TRY IT: Every line below that has the string "Espinosa" needs to be copied.

[Dataset records]

* * * * * * * * *

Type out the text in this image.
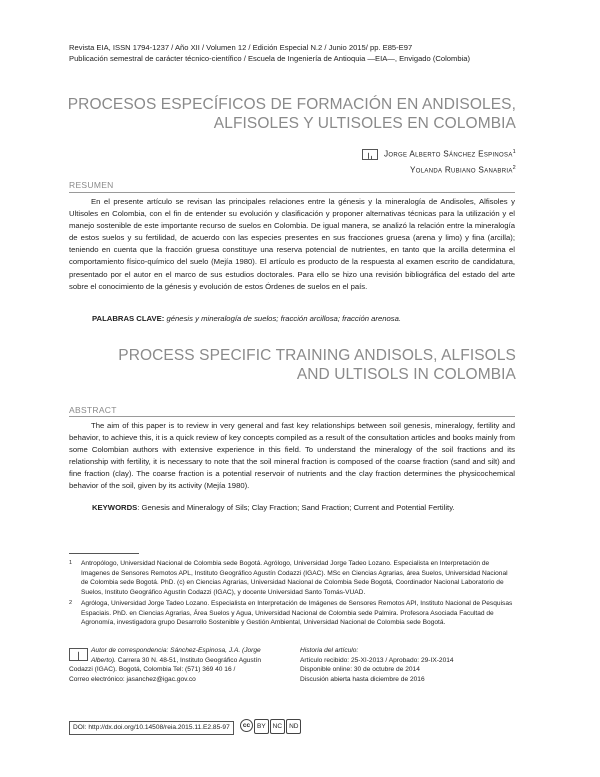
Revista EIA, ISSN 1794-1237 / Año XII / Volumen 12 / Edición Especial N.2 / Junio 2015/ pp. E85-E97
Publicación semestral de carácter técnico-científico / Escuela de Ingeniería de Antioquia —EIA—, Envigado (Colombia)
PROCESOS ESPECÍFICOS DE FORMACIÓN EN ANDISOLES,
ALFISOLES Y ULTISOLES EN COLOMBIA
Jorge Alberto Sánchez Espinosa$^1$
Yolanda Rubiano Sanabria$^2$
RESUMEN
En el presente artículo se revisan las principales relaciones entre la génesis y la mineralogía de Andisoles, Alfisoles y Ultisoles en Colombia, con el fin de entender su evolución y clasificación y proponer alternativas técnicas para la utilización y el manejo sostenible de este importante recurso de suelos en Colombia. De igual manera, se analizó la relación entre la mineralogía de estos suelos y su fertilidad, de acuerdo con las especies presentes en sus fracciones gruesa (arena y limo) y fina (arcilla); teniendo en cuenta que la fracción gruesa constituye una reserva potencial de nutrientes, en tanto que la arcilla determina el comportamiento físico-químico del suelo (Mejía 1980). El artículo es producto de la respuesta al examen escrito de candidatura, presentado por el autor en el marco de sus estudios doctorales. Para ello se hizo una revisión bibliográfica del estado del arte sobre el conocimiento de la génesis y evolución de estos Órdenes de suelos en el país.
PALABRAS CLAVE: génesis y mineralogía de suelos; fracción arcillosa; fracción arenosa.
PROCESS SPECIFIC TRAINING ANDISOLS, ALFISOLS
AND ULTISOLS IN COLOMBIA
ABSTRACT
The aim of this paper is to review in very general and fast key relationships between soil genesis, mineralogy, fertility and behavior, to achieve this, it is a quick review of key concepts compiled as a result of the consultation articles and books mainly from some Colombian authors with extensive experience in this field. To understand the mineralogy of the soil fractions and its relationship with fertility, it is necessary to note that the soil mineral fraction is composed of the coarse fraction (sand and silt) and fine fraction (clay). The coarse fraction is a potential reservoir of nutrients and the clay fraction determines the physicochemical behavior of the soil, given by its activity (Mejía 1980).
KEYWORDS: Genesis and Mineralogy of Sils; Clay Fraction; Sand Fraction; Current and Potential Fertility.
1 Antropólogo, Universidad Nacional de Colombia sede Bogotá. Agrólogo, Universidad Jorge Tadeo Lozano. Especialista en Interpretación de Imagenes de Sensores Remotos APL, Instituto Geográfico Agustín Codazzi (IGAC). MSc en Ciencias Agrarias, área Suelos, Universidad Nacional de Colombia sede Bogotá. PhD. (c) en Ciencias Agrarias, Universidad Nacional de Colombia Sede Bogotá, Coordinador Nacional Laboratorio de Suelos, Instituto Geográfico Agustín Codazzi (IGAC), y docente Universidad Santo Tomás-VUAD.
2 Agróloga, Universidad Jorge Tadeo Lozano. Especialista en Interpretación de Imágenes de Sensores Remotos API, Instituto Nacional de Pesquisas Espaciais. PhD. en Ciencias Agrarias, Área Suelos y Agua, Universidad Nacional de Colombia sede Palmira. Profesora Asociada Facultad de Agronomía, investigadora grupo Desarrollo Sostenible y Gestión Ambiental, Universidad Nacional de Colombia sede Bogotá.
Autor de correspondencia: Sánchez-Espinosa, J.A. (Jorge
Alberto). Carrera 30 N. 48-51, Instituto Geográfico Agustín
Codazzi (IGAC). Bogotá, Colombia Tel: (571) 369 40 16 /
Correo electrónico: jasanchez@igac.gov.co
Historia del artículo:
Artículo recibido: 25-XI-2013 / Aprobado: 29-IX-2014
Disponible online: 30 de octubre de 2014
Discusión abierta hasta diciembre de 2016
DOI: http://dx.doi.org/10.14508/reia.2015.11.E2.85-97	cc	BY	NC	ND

* * * * * * * * *

YOUR RESPONSE:
Jorge Alberto Sánchez Espinosa$^1$
Autor de correspondencia: Sánchez-Espinosa, J.A. (Jorge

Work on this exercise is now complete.